==== Records supplied ====

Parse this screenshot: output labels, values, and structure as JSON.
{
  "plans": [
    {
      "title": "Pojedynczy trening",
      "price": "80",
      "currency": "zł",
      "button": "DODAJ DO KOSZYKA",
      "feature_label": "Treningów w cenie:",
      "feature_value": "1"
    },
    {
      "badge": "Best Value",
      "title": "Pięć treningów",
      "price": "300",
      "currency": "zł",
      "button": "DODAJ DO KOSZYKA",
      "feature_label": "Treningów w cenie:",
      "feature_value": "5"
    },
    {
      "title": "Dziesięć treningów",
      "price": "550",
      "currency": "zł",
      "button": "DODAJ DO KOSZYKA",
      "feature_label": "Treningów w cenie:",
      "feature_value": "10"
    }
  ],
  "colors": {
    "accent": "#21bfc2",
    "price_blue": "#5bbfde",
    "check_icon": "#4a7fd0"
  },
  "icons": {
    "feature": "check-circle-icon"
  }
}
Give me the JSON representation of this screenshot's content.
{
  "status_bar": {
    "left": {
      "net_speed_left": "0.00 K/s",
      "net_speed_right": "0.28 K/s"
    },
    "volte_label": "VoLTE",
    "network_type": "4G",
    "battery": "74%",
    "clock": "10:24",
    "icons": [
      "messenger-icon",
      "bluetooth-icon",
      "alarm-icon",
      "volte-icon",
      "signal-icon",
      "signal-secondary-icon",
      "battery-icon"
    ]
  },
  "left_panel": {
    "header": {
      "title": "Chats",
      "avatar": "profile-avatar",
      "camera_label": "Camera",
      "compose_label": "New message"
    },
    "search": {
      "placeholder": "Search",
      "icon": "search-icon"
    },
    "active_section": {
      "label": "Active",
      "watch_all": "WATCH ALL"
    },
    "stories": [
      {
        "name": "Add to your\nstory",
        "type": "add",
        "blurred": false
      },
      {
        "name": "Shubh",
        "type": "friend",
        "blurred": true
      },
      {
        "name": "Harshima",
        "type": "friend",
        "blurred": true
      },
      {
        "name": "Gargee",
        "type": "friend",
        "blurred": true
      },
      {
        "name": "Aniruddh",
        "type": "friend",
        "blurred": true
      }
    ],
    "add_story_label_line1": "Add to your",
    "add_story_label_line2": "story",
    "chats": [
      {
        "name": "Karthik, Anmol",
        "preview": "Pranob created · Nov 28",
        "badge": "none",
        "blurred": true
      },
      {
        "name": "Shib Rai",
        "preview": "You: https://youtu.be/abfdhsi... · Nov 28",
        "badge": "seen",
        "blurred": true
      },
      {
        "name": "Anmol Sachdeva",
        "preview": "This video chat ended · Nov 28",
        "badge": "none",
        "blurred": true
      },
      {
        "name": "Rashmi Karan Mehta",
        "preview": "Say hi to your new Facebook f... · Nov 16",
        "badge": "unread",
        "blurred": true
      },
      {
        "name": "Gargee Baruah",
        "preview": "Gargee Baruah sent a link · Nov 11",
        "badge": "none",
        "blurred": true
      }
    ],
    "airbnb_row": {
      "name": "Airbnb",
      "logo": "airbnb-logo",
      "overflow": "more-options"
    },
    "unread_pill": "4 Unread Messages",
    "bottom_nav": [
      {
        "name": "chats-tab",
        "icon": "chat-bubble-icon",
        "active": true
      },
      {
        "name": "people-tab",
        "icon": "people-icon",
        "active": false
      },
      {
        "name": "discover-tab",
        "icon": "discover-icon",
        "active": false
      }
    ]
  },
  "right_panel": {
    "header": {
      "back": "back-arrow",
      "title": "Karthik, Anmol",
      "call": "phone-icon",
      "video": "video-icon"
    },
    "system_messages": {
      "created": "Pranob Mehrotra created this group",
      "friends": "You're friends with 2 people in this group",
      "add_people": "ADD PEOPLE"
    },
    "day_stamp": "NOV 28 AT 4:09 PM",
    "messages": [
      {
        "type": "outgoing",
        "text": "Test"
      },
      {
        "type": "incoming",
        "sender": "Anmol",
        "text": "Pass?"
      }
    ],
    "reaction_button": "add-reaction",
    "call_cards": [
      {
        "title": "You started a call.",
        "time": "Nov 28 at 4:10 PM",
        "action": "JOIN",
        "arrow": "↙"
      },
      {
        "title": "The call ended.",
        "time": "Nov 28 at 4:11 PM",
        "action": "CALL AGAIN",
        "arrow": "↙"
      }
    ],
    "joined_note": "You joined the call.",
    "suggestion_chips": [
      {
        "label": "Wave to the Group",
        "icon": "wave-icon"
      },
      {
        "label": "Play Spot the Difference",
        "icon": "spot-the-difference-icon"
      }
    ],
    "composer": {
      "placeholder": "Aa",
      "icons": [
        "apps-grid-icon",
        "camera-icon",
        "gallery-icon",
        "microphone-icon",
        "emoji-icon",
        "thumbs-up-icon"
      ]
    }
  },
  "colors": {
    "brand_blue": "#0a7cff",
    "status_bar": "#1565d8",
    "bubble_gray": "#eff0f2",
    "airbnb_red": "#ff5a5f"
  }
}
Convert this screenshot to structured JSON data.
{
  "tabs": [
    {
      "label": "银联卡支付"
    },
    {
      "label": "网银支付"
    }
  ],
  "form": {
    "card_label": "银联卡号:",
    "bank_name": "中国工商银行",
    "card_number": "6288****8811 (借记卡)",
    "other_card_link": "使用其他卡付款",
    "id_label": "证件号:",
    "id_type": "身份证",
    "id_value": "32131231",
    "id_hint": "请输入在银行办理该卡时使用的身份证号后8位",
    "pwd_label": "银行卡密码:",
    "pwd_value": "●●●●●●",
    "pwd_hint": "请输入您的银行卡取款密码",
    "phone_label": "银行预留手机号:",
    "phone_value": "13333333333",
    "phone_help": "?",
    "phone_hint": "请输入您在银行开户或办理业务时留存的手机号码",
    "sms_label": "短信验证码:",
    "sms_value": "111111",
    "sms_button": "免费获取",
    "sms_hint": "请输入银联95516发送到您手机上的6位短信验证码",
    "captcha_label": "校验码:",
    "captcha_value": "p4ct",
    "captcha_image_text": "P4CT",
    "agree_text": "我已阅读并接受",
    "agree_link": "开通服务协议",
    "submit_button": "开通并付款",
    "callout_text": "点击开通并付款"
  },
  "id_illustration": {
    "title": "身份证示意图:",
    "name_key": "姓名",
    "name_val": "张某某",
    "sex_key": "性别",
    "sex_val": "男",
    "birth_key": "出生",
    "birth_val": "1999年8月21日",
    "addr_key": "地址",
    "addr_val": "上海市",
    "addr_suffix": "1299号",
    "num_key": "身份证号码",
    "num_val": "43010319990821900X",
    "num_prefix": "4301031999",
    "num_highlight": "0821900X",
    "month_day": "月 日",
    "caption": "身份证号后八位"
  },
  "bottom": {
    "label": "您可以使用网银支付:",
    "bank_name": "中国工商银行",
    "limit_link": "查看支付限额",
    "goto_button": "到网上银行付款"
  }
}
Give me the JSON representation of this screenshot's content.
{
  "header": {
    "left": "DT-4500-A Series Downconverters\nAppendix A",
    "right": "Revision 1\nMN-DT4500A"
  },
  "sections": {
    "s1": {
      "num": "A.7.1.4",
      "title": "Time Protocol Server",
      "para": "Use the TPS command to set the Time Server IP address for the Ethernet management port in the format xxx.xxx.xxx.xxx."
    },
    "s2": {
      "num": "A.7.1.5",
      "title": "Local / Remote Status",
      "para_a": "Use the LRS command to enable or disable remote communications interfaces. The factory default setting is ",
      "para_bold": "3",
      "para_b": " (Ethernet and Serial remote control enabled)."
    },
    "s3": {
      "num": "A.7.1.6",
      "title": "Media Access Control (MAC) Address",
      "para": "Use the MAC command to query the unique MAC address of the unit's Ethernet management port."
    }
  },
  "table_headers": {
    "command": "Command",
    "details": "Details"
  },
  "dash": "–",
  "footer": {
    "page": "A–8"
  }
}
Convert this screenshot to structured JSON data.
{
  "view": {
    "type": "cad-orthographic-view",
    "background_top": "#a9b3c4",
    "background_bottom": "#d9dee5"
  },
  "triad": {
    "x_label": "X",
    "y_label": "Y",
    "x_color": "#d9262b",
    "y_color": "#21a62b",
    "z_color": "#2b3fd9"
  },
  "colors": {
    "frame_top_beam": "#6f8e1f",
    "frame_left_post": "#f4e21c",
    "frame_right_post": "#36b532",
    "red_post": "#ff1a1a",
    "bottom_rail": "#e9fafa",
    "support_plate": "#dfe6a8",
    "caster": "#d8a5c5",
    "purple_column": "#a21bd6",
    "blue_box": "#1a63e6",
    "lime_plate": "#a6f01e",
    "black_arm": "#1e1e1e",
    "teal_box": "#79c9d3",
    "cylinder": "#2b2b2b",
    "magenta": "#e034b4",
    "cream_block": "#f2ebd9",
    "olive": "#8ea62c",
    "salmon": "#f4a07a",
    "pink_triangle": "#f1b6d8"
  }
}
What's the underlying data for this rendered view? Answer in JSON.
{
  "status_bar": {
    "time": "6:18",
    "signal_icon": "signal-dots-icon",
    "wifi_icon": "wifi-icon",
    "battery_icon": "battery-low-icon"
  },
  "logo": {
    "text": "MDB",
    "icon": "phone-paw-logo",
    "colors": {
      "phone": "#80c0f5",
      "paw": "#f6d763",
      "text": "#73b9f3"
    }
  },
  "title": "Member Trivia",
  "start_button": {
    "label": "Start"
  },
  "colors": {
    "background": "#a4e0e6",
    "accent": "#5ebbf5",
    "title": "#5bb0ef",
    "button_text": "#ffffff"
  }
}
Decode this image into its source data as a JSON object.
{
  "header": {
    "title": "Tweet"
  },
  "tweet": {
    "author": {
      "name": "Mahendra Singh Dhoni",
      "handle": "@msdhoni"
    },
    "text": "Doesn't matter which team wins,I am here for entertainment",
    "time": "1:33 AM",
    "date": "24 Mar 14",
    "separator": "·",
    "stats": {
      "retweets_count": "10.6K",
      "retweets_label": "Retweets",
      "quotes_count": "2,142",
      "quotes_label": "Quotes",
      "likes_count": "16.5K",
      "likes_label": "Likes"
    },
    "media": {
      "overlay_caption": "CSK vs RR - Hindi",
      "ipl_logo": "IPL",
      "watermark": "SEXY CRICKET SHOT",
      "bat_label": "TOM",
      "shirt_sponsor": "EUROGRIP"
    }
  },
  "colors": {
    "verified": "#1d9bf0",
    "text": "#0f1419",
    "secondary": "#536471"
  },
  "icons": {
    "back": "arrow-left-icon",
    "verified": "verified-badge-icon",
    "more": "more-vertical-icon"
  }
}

====

Set exercise :: State how many lines of the listing hold the string "JSON"; reply with the number and nothing else.

Reply :: 7